(Spatial layout data)
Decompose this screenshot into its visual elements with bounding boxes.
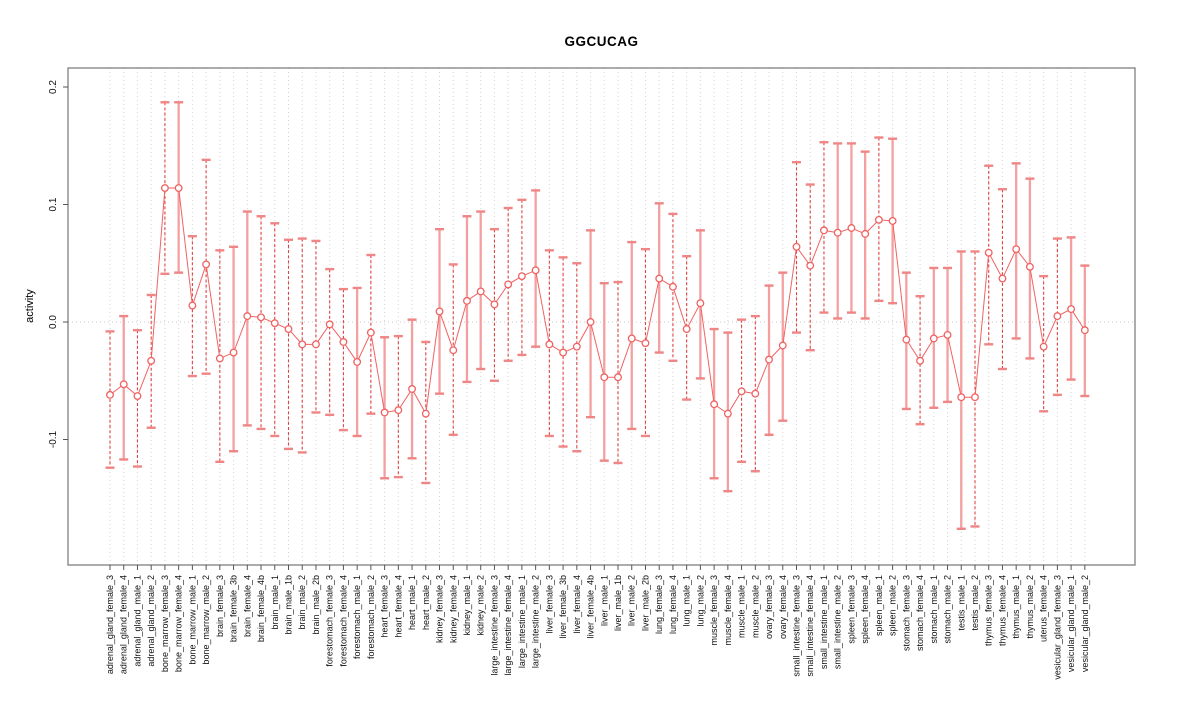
svg-text:liver_male_1b: liver_male_1b bbox=[613, 575, 623, 631]
svg-text:brain_male_1: brain_male_1 bbox=[270, 575, 280, 630]
svg-text:lung_male_2: lung_male_2 bbox=[695, 575, 705, 627]
svg-text:lung_male_1: lung_male_1 bbox=[682, 575, 692, 627]
svg-text:adrenal_gland_male_2: adrenal_gland_male_2 bbox=[146, 575, 156, 667]
svg-text:adrenal_gland_female_3: adrenal_gland_female_3 bbox=[105, 575, 115, 674]
svg-text:forestomach_female_4: forestomach_female_4 bbox=[338, 575, 348, 667]
data-points bbox=[106, 184, 1089, 418]
svg-text:lung_female_4: lung_female_4 bbox=[668, 575, 678, 634]
svg-text:muscle_male_2: muscle_male_2 bbox=[750, 575, 760, 638]
svg-text:brain_male_2: brain_male_2 bbox=[297, 575, 307, 630]
svg-text:forestomach_female_3: forestomach_female_3 bbox=[325, 575, 335, 667]
chart-title: GGCUCAG bbox=[564, 34, 639, 49]
svg-text:stomach_male_2: stomach_male_2 bbox=[943, 575, 953, 644]
svg-text:0.0: 0.0 bbox=[48, 315, 59, 329]
svg-text:liver_female_4b: liver_female_4b bbox=[586, 575, 596, 639]
svg-text:heart_female_4: heart_female_4 bbox=[393, 575, 403, 638]
svg-text:small_intestine_female_3: small_intestine_female_3 bbox=[792, 575, 802, 677]
svg-text:vesicular_gland_female_3: vesicular_gland_female_3 bbox=[1052, 575, 1062, 680]
svg-text:adrenal_gland_female_4: adrenal_gland_female_4 bbox=[119, 575, 129, 674]
svg-text:kidney_male_2: kidney_male_2 bbox=[476, 575, 486, 636]
svg-text:muscle_female_4: muscle_female_4 bbox=[723, 575, 733, 646]
svg-text:liver_male_1: liver_male_1 bbox=[599, 575, 609, 626]
svg-text:thymus_female_4: thymus_female_4 bbox=[997, 575, 1007, 646]
svg-text:brain_female_4: brain_female_4 bbox=[242, 575, 252, 637]
connector-line bbox=[109, 187, 1086, 416]
svg-text:vesicular_gland_male_1: vesicular_gland_male_1 bbox=[1066, 575, 1076, 672]
svg-text:heart_female_3: heart_female_3 bbox=[380, 575, 390, 638]
svg-text:testis_male_2: testis_male_2 bbox=[970, 575, 980, 631]
svg-text:adrenal_gland_male_1: adrenal_gland_male_1 bbox=[132, 575, 142, 667]
svg-text:bone_marrow_male_1: bone_marrow_male_1 bbox=[187, 575, 197, 665]
svg-text:thymus_male_2: thymus_male_2 bbox=[1025, 575, 1035, 639]
svg-text:lung_female_3: lung_female_3 bbox=[654, 575, 664, 634]
svg-text:liver_female_3: liver_female_3 bbox=[544, 575, 554, 634]
svg-text:muscle_male_1: muscle_male_1 bbox=[737, 575, 747, 638]
svg-text:0.1: 0.1 bbox=[48, 197, 59, 211]
svg-text:large_intestine_male_1: large_intestine_male_1 bbox=[517, 575, 527, 668]
svg-text:spleen_male_1: spleen_male_1 bbox=[874, 575, 884, 636]
svg-text:uterus_female_4: uterus_female_4 bbox=[1039, 575, 1049, 642]
y-axis: -0.1 0.0 0.1 0.2 bbox=[48, 80, 68, 448]
x-axis: adrenal_gland_female_3 adrenal_gland_fema… bbox=[105, 565, 1090, 680]
svg-text:stomach_female_3: stomach_female_3 bbox=[901, 575, 911, 651]
svg-text:heart_male_1: heart_male_1 bbox=[407, 575, 417, 630]
svg-text:large_intestine_female_4: large_intestine_female_4 bbox=[503, 575, 513, 676]
svg-text:liver_female_4: liver_female_4 bbox=[572, 575, 582, 634]
svg-text:spleen_male_2: spleen_male_2 bbox=[888, 575, 898, 636]
svg-text:large_intestine_male_2: large_intestine_male_2 bbox=[531, 575, 541, 668]
svg-text:small_intestine_male_1: small_intestine_male_1 bbox=[819, 575, 829, 669]
svg-text:liver_male_2: liver_male_2 bbox=[627, 575, 637, 626]
svg-text:large_intestine_female_3: large_intestine_female_3 bbox=[489, 575, 499, 676]
svg-text:forestomach_male_2: forestomach_male_2 bbox=[366, 575, 376, 659]
svg-text:0.2: 0.2 bbox=[48, 80, 59, 94]
svg-text:brain_female_4b: brain_female_4b bbox=[256, 575, 266, 642]
svg-text:bone_marrow_female_3: bone_marrow_female_3 bbox=[160, 575, 170, 672]
svg-text:stomach_male_1: stomach_male_1 bbox=[929, 575, 939, 644]
svg-text:forestomach_male_1: forestomach_male_1 bbox=[352, 575, 362, 659]
svg-text:-0.1: -0.1 bbox=[48, 430, 59, 448]
svg-text:ovary_female_4: ovary_female_4 bbox=[778, 575, 788, 639]
svg-text:kidney_male_1: kidney_male_1 bbox=[462, 575, 472, 636]
svg-text:testis_male_1: testis_male_1 bbox=[956, 575, 966, 631]
svg-text:vesicular_gland_male_2: vesicular_gland_male_2 bbox=[1080, 575, 1090, 672]
svg-text:kidney_female_4: kidney_female_4 bbox=[448, 575, 458, 643]
svg-text:small_intestine_male_2: small_intestine_male_2 bbox=[833, 575, 843, 669]
svg-text:liver_female_3b: liver_female_3b bbox=[558, 575, 568, 639]
svg-text:brain_male_2b: brain_male_2b bbox=[311, 575, 321, 635]
svg-text:kidney_female_3: kidney_female_3 bbox=[435, 575, 445, 643]
plot-border bbox=[67, 67, 1136, 566]
svg-text:liver_male_2b: liver_male_2b bbox=[640, 575, 650, 631]
svg-text:thymus_male_1: thymus_male_1 bbox=[1011, 575, 1021, 639]
svg-text:spleen_female_3: spleen_female_3 bbox=[846, 575, 856, 644]
svg-text:bone_marrow_female_4: bone_marrow_female_4 bbox=[174, 575, 184, 672]
svg-text:brain_female_3b: brain_female_3b bbox=[229, 575, 239, 642]
svg-text:thymus_female_3: thymus_female_3 bbox=[984, 575, 994, 646]
svg-text:spleen_female_4: spleen_female_4 bbox=[860, 575, 870, 644]
error-bars bbox=[105, 101, 1090, 530]
svg-text:stomach_female_4: stomach_female_4 bbox=[915, 575, 925, 651]
svg-text:muscle_female_3: muscle_female_3 bbox=[709, 575, 719, 646]
svg-text:ovary_female_3: ovary_female_3 bbox=[764, 575, 774, 639]
svg-text:brain_female_3: brain_female_3 bbox=[215, 575, 225, 637]
svg-text:heart_male_2: heart_male_2 bbox=[421, 575, 431, 630]
svg-text:bone_marrow_male_2: bone_marrow_male_2 bbox=[201, 575, 211, 665]
svg-text:brain_male_1b: brain_male_1b bbox=[283, 575, 293, 635]
svg-text:small_intestine_female_4: small_intestine_female_4 bbox=[805, 575, 815, 677]
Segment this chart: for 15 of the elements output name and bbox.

**What is expected:** Please rewrite the material above, changing every "svg-text" to "text-label" and keeping everything else the same, with the pictures left out.

**Finished exercise:**
Decompose this screenshot into its visual elements with bounding boxes.
text-label:liver_male_1b: liver_male_1b bbox=[613, 575, 623, 631]
text-label:brain_male_1: brain_male_1 bbox=[270, 575, 280, 630]
text-label:lung_male_2: lung_male_2 bbox=[695, 575, 705, 627]
text-label:lung_male_1: lung_male_1 bbox=[682, 575, 692, 627]
text-label:adrenal_gland_male_2: adrenal_gland_male_2 bbox=[146, 575, 156, 667]
text-label:adrenal_gland_female_3: adrenal_gland_female_3 bbox=[105, 575, 115, 674]
text-label:forestomach_female_4: forestomach_female_4 bbox=[338, 575, 348, 667]
data-points bbox=[106, 184, 1089, 418]
text-label:lung_female_4: lung_female_4 bbox=[668, 575, 678, 634]
text-label:muscle_male_2: muscle_male_2 bbox=[750, 575, 760, 638]
text-label:brain_male_2: brain_male_2 bbox=[297, 575, 307, 630]
text-label:forestomach_female_3: forestomach_female_3 bbox=[325, 575, 335, 667]
chart-title: GGCUCAG bbox=[564, 34, 639, 49]
text-label:stomach_male_2: stomach_male_2 bbox=[943, 575, 953, 644]
text-label:0.0: 0.0 bbox=[48, 315, 59, 329]
text-label:liver_female_4b: liver_female_4b bbox=[586, 575, 596, 639]
text-label:heart_female_4: heart_female_4 bbox=[393, 575, 403, 638]
text-label:small_intestine_female_3: small_intestine_female_3 bbox=[792, 575, 802, 677]
text-label:vesicular_gland_female_3: vesicular_gland_female_3 bbox=[1052, 575, 1062, 680]
text-label:adrenal_gland_female_4: adrenal_gland_female_4 bbox=[119, 575, 129, 674]
text-label:kidney_male_2: kidney_male_2 bbox=[476, 575, 486, 636]
text-label:muscle_female_4: muscle_female_4 bbox=[723, 575, 733, 646]
text-label:liver_male_1: liver_male_1 bbox=[599, 575, 609, 626]
text-label:thymus_female_4: thymus_female_4 bbox=[997, 575, 1007, 646]
text-label:brain_female_4: brain_female_4 bbox=[242, 575, 252, 637]
connector-line bbox=[109, 187, 1086, 416]
text-label:vesicular_gland_male_1: vesicular_gland_male_1 bbox=[1066, 575, 1076, 672]
text-label:heart_female_3: heart_female_3 bbox=[380, 575, 390, 638]
text-label:testis_male_2: testis_male_2 bbox=[970, 575, 980, 631]
text-label:adrenal_gland_male_1: adrenal_gland_male_1 bbox=[132, 575, 142, 667]
text-label:bone_marrow_male_1: bone_marrow_male_1 bbox=[187, 575, 197, 665]
text-label:thymus_male_2: thymus_male_2 bbox=[1025, 575, 1035, 639]
text-label:lung_female_3: lung_female_3 bbox=[654, 575, 664, 634]
text-label:liver_female_3: liver_female_3 bbox=[544, 575, 554, 634]
text-label:muscle_male_1: muscle_male_1 bbox=[737, 575, 747, 638]
text-label:0.1: 0.1 bbox=[48, 197, 59, 211]
text-label:large_intestine_male_1: large_intestine_male_1 bbox=[517, 575, 527, 668]
text-label:spleen_male_1: spleen_male_1 bbox=[874, 575, 884, 636]
text-label:uterus_female_4: uterus_female_4 bbox=[1039, 575, 1049, 642]
y-axis: -0.1 0.0 0.1 0.2 bbox=[48, 80, 68, 448]
x-axis: adrenal_gland_female_3 adrenal_gland_fema… bbox=[105, 565, 1090, 680]
text-label:stomach_female_3: stomach_female_3 bbox=[901, 575, 911, 651]
text-label:heart_male_1: heart_male_1 bbox=[407, 575, 417, 630]
text-label:large_intestine_female_4: large_intestine_female_4 bbox=[503, 575, 513, 676]
text-label:liver_female_4: liver_female_4 bbox=[572, 575, 582, 634]
text-label:spleen_male_2: spleen_male_2 bbox=[888, 575, 898, 636]
text-label:large_intestine_male_2: large_intestine_male_2 bbox=[531, 575, 541, 668]
text-label:small_intestine_male_1: small_intestine_male_1 bbox=[819, 575, 829, 669]
text-label:liver_male_2: liver_male_2 bbox=[627, 575, 637, 626]
text-label:large_intestine_female_3: large_intestine_female_3 bbox=[489, 575, 499, 676]
text-label:forestomach_male_2: forestomach_male_2 bbox=[366, 575, 376, 659]
text-label:0.2: 0.2 bbox=[48, 80, 59, 94]
text-label:brain_female_4b: brain_female_4b bbox=[256, 575, 266, 642]
text-label:bone_marrow_female_3: bone_marrow_female_3 bbox=[160, 575, 170, 672]
text-label:stomach_male_1: stomach_male_1 bbox=[929, 575, 939, 644]
text-label:forestomach_male_1: forestomach_male_1 bbox=[352, 575, 362, 659]
text-label:-0.1: -0.1 bbox=[48, 430, 59, 448]
text-label:ovary_female_4: ovary_female_4 bbox=[778, 575, 788, 639]
text-label:kidney_male_1: kidney_male_1 bbox=[462, 575, 472, 636]
text-label:testis_male_1: testis_male_1 bbox=[956, 575, 966, 631]
text-label:vesicular_gland_male_2: vesicular_gland_male_2 bbox=[1080, 575, 1090, 672]
text-label:kidney_female_4: kidney_female_4 bbox=[448, 575, 458, 643]
text-label:small_intestine_male_2: small_intestine_male_2 bbox=[833, 575, 843, 669]
text-label:liver_female_3b: liver_female_3b bbox=[558, 575, 568, 639]
text-label:brain_male_2b: brain_male_2b bbox=[311, 575, 321, 635]
text-label:kidney_female_3: kidney_female_3 bbox=[435, 575, 445, 643]
plot-border bbox=[67, 67, 1136, 566]
text-label:liver_male_2b: liver_male_2b bbox=[640, 575, 650, 631]
text-label:thymus_male_1: thymus_male_1 bbox=[1011, 575, 1021, 639]
text-label:spleen_female_3: spleen_female_3 bbox=[846, 575, 856, 644]
text-label:bone_marrow_female_4: bone_marrow_female_4 bbox=[174, 575, 184, 672]
text-label:brain_female_3b: brain_female_3b bbox=[229, 575, 239, 642]
text-label:thymus_female_3: thymus_female_3 bbox=[984, 575, 994, 646]
text-label:spleen_female_4: spleen_female_4 bbox=[860, 575, 870, 644]
error-bars bbox=[105, 101, 1090, 530]
text-label:stomach_female_4: stomach_female_4 bbox=[915, 575, 925, 651]
text-label:muscle_female_3: muscle_female_3 bbox=[709, 575, 719, 646]
text-label:ovary_female_3: ovary_female_3 bbox=[764, 575, 774, 639]
text-label:brain_female_3: brain_female_3 bbox=[215, 575, 225, 637]
text-label:heart_male_2: heart_male_2 bbox=[421, 575, 431, 630]
text-label:bone_marrow_male_2: bone_marrow_male_2 bbox=[201, 575, 211, 665]
text-label:brain_male_1b: brain_male_1b bbox=[283, 575, 293, 635]
text-label:small_intestine_female_4: small_intestine_female_4 bbox=[805, 575, 815, 677]
Segment this chart: for 15 of the elements output name and bbox.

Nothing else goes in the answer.